Data entries for graphics:
== == ==

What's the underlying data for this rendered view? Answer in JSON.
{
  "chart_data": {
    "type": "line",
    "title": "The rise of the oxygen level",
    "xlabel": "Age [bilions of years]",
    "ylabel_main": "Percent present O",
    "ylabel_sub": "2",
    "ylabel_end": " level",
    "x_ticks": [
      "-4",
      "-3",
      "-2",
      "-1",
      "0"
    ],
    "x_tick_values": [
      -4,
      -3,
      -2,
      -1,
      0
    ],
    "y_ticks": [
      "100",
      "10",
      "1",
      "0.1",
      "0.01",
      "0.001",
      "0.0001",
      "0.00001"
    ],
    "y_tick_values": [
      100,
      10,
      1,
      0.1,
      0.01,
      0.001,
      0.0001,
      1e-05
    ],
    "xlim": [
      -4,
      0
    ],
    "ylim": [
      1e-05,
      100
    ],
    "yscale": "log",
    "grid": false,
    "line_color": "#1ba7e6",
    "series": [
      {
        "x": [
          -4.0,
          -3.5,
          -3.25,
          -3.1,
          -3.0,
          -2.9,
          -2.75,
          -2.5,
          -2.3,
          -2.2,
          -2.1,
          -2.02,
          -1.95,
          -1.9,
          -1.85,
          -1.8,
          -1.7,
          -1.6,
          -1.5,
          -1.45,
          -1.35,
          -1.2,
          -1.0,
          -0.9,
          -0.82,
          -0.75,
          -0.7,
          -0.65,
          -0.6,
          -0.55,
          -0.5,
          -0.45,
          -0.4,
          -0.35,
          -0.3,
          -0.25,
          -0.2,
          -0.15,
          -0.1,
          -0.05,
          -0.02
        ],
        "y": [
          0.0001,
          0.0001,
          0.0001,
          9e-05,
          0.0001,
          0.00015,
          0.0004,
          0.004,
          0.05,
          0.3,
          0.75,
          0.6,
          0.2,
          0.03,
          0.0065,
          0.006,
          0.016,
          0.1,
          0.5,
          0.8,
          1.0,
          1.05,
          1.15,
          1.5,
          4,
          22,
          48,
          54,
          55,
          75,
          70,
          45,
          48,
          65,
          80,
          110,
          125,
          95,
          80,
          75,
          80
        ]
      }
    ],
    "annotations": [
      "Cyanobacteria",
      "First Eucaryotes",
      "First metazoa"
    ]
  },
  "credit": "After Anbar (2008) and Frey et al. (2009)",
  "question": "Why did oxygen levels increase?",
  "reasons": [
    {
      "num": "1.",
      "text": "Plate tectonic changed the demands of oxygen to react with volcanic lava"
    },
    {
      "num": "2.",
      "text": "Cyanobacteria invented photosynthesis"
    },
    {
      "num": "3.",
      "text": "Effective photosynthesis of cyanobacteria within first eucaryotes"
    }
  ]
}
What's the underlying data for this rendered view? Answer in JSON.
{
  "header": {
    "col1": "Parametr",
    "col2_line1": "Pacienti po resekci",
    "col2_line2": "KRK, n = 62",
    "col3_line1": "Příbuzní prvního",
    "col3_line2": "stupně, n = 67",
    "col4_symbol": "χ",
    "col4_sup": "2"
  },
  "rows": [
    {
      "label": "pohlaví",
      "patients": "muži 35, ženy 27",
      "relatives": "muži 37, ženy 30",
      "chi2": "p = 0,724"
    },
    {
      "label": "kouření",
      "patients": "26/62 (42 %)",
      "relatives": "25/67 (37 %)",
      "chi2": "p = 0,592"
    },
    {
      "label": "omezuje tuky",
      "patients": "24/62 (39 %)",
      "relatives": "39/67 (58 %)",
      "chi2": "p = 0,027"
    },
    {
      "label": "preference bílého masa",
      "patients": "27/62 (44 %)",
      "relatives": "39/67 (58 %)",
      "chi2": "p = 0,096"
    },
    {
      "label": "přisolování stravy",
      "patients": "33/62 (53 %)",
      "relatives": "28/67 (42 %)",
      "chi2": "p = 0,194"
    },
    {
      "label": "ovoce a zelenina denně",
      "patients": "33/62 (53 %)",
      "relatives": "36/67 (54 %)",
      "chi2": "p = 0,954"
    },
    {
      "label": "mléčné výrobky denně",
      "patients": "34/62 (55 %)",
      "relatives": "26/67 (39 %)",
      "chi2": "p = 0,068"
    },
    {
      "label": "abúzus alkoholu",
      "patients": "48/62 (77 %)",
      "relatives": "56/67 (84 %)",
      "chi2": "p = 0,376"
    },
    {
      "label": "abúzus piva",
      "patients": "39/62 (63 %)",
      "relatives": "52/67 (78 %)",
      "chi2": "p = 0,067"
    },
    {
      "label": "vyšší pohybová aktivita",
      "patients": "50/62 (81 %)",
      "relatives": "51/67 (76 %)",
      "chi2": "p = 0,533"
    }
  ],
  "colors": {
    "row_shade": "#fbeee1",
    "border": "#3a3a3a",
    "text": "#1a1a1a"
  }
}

== == ==

ASSIGNMENT -
Wherever the string "muži" appears in the records above, copy the line it sits in.

WRITTEN RESPONSE -
      "patients": "muži 35, ženy 27",
      "relatives": "muži 37, ženy 30",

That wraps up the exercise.